Collect the lines of the entries where "into" shows up.

— start Data supplied —

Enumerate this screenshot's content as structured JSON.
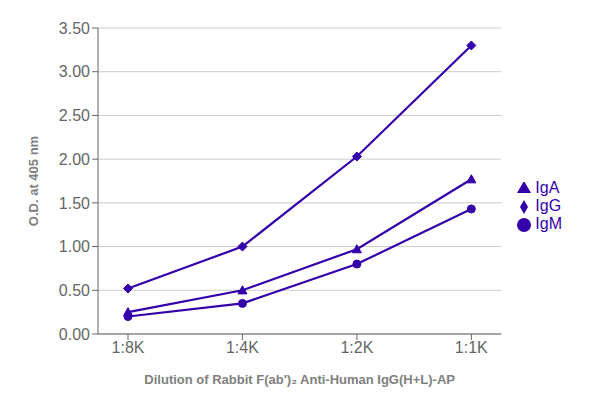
{
  "chart_data": {
    "type": "line",
    "categories": [
      "1:8K",
      "1:4K",
      "1:2K",
      "1:1K"
    ],
    "series": [
      {
        "name": "IgG",
        "color": "#3300aa",
        "marker": "diamond",
        "values": [
          0.52,
          1.0,
          2.03,
          3.3
        ]
      },
      {
        "name": "IgM",
        "color": "#3300aa",
        "marker": "circle",
        "values": [
          0.2,
          0.35,
          0.8,
          1.43
        ]
      },
      {
        "name": "IgA",
        "color": "#3300aa",
        "marker": "triangle",
        "values": [
          0.25,
          0.5,
          0.97,
          1.77
        ]
      }
    ],
    "xlabel": "Dilution of Rabbit F(ab')₂ Anti-Human IgG(H+L)-AP",
    "ylabel": "O.D. at 405 nm",
    "ylim": [
      0.0,
      3.5
    ],
    "yticks": [
      {
        "value": 0,
        "label": "0.00"
      },
      {
        "value": 0.5,
        "label": "0.50"
      },
      {
        "value": 1,
        "label": "1.00"
      },
      {
        "value": 1.5,
        "label": "1.50"
      },
      {
        "value": 2,
        "label": "2.00"
      },
      {
        "value": 2.5,
        "label": "2.50"
      },
      {
        "value": 3,
        "label": "3.00"
      },
      {
        "value": 3.5,
        "label": "3.50"
      }
    ],
    "grid": true,
    "legend": "right"
  }
}
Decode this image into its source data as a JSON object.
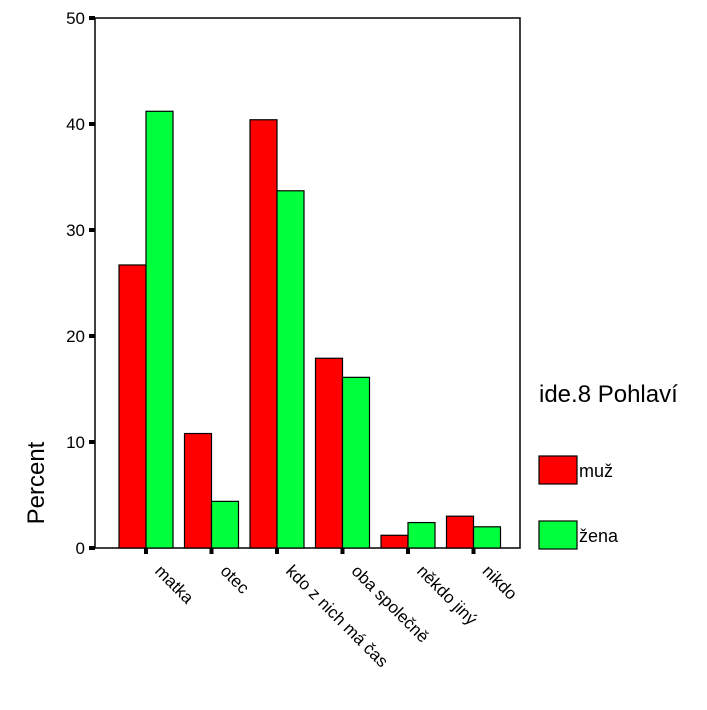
{
  "chart_data": {
    "type": "bar",
    "title": "",
    "xlabel": "",
    "ylabel": "Percent",
    "ylim": [
      0,
      50
    ],
    "yticks": [
      0,
      10,
      20,
      30,
      40,
      50
    ],
    "grid": false,
    "legend_position": "right",
    "legend_title": "ide.8 Pohlaví",
    "categories": [
      "matka",
      "otec",
      "kdo z nich má čas",
      "oba společně",
      "někdo jiný",
      "nikdo"
    ],
    "series": [
      {
        "name": "muž",
        "color": "#ff0000",
        "values": [
          26.7,
          10.8,
          40.4,
          17.9,
          1.2,
          3.0
        ]
      },
      {
        "name": "žena",
        "color": "#00ff3c",
        "values": [
          41.2,
          4.4,
          33.7,
          16.1,
          2.4,
          2.0
        ]
      }
    ]
  }
}
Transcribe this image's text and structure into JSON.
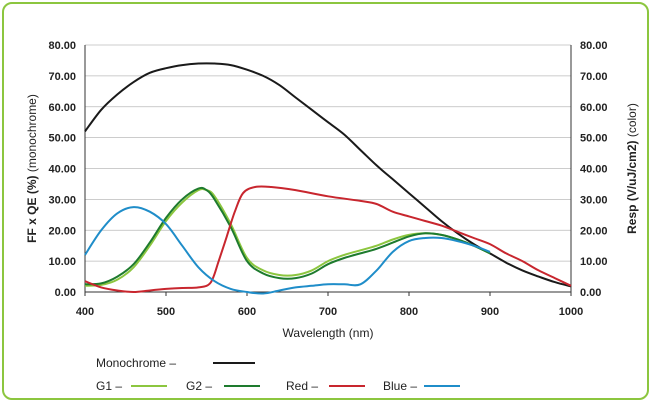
{
  "chart_data": {
    "type": "line",
    "x_axis": {
      "label": "Wavelength (nm)",
      "range": [
        400,
        1000
      ],
      "ticks": [
        "400",
        "500",
        "600",
        "700",
        "800",
        "900",
        "1000"
      ]
    },
    "y_left": {
      "label_bold": "FF x QE (%)",
      "label_normal": " (monochrome)",
      "range": [
        0,
        80
      ],
      "ticks": [
        "0.00",
        "10.00",
        "20.00",
        "30.00",
        "40.00",
        "50.00",
        "60.00",
        "70.00",
        "80.00"
      ]
    },
    "y_right": {
      "label_bold": "Resp (V/uJ/cm2)",
      "label_normal": " (color)",
      "range": [
        0,
        80
      ],
      "ticks": [
        "0.00",
        "10.00",
        "20.00",
        "30.00",
        "40.00",
        "50.00",
        "60.00",
        "70.00",
        "80.00"
      ]
    },
    "grid": "horizontal",
    "series": [
      {
        "name": "Monochrome",
        "color": "#1a1a1a",
        "points": [
          [
            400,
            52
          ],
          [
            420,
            59
          ],
          [
            440,
            64
          ],
          [
            460,
            68
          ],
          [
            480,
            71
          ],
          [
            500,
            72.5
          ],
          [
            520,
            73.5
          ],
          [
            540,
            74
          ],
          [
            560,
            74
          ],
          [
            580,
            73.5
          ],
          [
            600,
            72
          ],
          [
            620,
            70
          ],
          [
            640,
            67
          ],
          [
            660,
            63
          ],
          [
            680,
            59
          ],
          [
            700,
            55
          ],
          [
            720,
            51
          ],
          [
            740,
            46
          ],
          [
            760,
            41
          ],
          [
            780,
            36.5
          ],
          [
            800,
            32
          ],
          [
            820,
            27.5
          ],
          [
            840,
            23
          ],
          [
            860,
            19
          ],
          [
            880,
            15.5
          ],
          [
            900,
            12.5
          ],
          [
            920,
            9.5
          ],
          [
            940,
            7
          ],
          [
            960,
            5
          ],
          [
            980,
            3.2
          ],
          [
            1000,
            1.8
          ]
        ]
      },
      {
        "name": "G1",
        "color": "#8cc63f",
        "points": [
          [
            400,
            2
          ],
          [
            420,
            2.3
          ],
          [
            440,
            4
          ],
          [
            460,
            8
          ],
          [
            480,
            15
          ],
          [
            500,
            23
          ],
          [
            520,
            29
          ],
          [
            540,
            33
          ],
          [
            550,
            33
          ],
          [
            560,
            31
          ],
          [
            580,
            22
          ],
          [
            600,
            11
          ],
          [
            620,
            7
          ],
          [
            640,
            5.5
          ],
          [
            660,
            5.5
          ],
          [
            680,
            7
          ],
          [
            700,
            10
          ],
          [
            720,
            12
          ],
          [
            740,
            13.5
          ],
          [
            760,
            15
          ],
          [
            780,
            17
          ],
          [
            800,
            18.5
          ],
          [
            820,
            19
          ],
          [
            840,
            18.5
          ],
          [
            860,
            17
          ],
          [
            880,
            15
          ],
          [
            900,
            12.5
          ]
        ]
      },
      {
        "name": "G2",
        "color": "#1e7b2e",
        "points": [
          [
            400,
            2.5
          ],
          [
            420,
            2.8
          ],
          [
            440,
            5
          ],
          [
            460,
            9
          ],
          [
            480,
            16
          ],
          [
            500,
            24
          ],
          [
            520,
            30
          ],
          [
            540,
            33.5
          ],
          [
            550,
            33
          ],
          [
            560,
            30
          ],
          [
            580,
            21
          ],
          [
            600,
            10
          ],
          [
            620,
            6
          ],
          [
            640,
            4.5
          ],
          [
            660,
            4.5
          ],
          [
            680,
            6
          ],
          [
            700,
            9
          ],
          [
            720,
            11
          ],
          [
            740,
            12.5
          ],
          [
            760,
            14
          ],
          [
            780,
            16
          ],
          [
            800,
            18
          ],
          [
            820,
            19
          ],
          [
            840,
            18.5
          ],
          [
            860,
            17
          ],
          [
            880,
            15
          ],
          [
            900,
            12.5
          ]
        ]
      },
      {
        "name": "Red",
        "color": "#c8262e",
        "points": [
          [
            400,
            3.5
          ],
          [
            420,
            1.5
          ],
          [
            440,
            0.5
          ],
          [
            460,
            0
          ],
          [
            480,
            0.5
          ],
          [
            500,
            1
          ],
          [
            520,
            1.3
          ],
          [
            540,
            1.5
          ],
          [
            555,
            3
          ],
          [
            565,
            10
          ],
          [
            575,
            18
          ],
          [
            585,
            26
          ],
          [
            595,
            32
          ],
          [
            610,
            34
          ],
          [
            630,
            34
          ],
          [
            660,
            33
          ],
          [
            700,
            31
          ],
          [
            740,
            29.5
          ],
          [
            760,
            28.5
          ],
          [
            780,
            26
          ],
          [
            800,
            24.5
          ],
          [
            820,
            23
          ],
          [
            840,
            21.5
          ],
          [
            860,
            19.5
          ],
          [
            880,
            17.5
          ],
          [
            900,
            15.5
          ],
          [
            920,
            12.5
          ],
          [
            940,
            10
          ],
          [
            960,
            7
          ],
          [
            980,
            4.5
          ],
          [
            1000,
            2
          ]
        ]
      },
      {
        "name": "Blue",
        "color": "#1f8dc9",
        "points": [
          [
            400,
            12
          ],
          [
            420,
            20
          ],
          [
            440,
            25.5
          ],
          [
            460,
            27.5
          ],
          [
            480,
            26
          ],
          [
            500,
            22
          ],
          [
            520,
            15
          ],
          [
            540,
            8
          ],
          [
            560,
            3.5
          ],
          [
            580,
            1
          ],
          [
            600,
            0
          ],
          [
            620,
            -0.5
          ],
          [
            640,
            0.5
          ],
          [
            660,
            1.5
          ],
          [
            680,
            2
          ],
          [
            700,
            2.5
          ],
          [
            720,
            2.5
          ],
          [
            740,
            2.5
          ],
          [
            760,
            7
          ],
          [
            780,
            13
          ],
          [
            800,
            16.5
          ],
          [
            820,
            17.5
          ],
          [
            840,
            17.5
          ],
          [
            860,
            16.5
          ],
          [
            880,
            15
          ],
          [
            900,
            13
          ]
        ]
      }
    ],
    "legend": {
      "position": "bottom",
      "entries": [
        {
          "label": "Monochrome –",
          "color": "#1a1a1a"
        },
        {
          "label": "G1 –",
          "color": "#8cc63f"
        },
        {
          "label": "G2 –",
          "color": "#1e7b2e"
        },
        {
          "label": "Red –",
          "color": "#c8262e"
        },
        {
          "label": "Blue –",
          "color": "#1f8dc9"
        }
      ]
    },
    "frame_color": "#8cc63f",
    "grid_color": "#bbbbbb"
  }
}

— end Data supplied —

§ Full response:
Decode this image into its source data as a JSON object.
Transcribe this image's text and structure into JSON.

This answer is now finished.